>> START AVAILABLE DATA

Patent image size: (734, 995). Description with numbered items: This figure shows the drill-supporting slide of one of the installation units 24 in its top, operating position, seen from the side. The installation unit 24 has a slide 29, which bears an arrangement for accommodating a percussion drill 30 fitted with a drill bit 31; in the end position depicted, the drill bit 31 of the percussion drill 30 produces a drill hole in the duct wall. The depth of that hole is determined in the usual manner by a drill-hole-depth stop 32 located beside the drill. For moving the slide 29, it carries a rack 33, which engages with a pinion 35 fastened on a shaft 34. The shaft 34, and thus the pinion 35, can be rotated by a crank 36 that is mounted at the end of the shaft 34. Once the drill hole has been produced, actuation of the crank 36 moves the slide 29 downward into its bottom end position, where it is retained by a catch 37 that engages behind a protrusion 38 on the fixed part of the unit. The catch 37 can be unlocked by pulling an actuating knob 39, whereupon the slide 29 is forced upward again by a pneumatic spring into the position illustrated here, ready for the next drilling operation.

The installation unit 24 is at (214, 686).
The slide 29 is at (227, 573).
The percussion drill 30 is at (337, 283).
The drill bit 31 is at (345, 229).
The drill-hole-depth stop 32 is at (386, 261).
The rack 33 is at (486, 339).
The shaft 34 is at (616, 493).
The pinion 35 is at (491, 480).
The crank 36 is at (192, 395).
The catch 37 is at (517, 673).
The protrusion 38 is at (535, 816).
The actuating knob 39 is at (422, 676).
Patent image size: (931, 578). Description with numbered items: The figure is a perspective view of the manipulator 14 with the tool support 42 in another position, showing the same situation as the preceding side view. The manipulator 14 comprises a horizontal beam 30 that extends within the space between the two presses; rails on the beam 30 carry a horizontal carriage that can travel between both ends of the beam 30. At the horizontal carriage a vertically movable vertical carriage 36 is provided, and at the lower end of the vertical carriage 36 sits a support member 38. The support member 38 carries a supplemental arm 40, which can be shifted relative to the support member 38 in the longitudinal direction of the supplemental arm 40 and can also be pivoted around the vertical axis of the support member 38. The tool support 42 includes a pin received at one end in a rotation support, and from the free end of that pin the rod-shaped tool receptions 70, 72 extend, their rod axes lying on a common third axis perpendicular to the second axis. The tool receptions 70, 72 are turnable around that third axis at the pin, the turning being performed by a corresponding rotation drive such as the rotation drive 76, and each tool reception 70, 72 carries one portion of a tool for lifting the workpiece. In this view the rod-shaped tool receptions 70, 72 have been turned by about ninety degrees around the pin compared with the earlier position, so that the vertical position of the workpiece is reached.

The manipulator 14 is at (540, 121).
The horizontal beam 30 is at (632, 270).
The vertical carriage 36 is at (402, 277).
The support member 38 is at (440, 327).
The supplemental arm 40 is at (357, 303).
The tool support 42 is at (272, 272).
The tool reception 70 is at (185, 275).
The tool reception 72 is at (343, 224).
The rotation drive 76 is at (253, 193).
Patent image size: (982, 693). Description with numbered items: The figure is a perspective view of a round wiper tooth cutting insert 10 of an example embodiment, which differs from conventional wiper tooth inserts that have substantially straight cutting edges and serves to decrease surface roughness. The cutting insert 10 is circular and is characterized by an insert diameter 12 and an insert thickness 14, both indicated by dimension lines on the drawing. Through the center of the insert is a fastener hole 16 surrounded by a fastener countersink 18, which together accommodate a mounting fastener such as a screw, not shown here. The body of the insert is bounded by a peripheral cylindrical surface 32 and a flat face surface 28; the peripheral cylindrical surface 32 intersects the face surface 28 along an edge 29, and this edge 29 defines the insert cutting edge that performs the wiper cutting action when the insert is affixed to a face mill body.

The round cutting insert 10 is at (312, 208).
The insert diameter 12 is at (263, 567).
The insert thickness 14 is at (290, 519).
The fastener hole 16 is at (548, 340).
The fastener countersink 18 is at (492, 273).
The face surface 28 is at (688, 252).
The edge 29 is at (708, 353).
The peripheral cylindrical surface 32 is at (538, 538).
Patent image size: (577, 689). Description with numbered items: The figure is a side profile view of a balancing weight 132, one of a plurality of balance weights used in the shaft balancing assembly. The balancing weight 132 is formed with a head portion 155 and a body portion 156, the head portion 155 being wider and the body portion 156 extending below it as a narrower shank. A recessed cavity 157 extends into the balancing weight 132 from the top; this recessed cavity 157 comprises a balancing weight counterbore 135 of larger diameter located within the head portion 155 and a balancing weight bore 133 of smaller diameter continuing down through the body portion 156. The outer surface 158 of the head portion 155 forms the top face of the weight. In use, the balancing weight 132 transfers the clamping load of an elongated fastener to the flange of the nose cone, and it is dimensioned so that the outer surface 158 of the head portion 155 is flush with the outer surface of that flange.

>> END AVAILABLE DATA

# WHAT YOU SHOULD DO:
Copy out each of the rows above that contains the word "peripheral". Case counts.

# EXERCISE RESPONSE:
Patent image size: (982, 693). Description with numbered items: The figure is a perspective view of a round wiper tooth cutting insert 10 of an example embodiment, which differs from conventional wiper tooth inserts that have substantially straight cutting edges and serves to decrease surface roughness. The cutting insert 10 is circular and is characterized by an insert diameter 12 and an insert thickness 14, both indicated by dimension lines on the drawing. Through the center of the insert is a fastener hole 16 surrounded by a fastener countersink 18, which together accommodate a mounting fastener such as a screw, not shown here. The body of the insert is bounded by a peripheral cylindrical surface 32 and a flat face surface 28; the peripheral cylindrical surface 32 intersects the face surface 28 along an edge 29, and this edge 29 defines the insert cutting edge that performs the wiper cutting action when the insert is affixed to a face mill body.
The peripheral cylindrical surface 32 is at (538, 538).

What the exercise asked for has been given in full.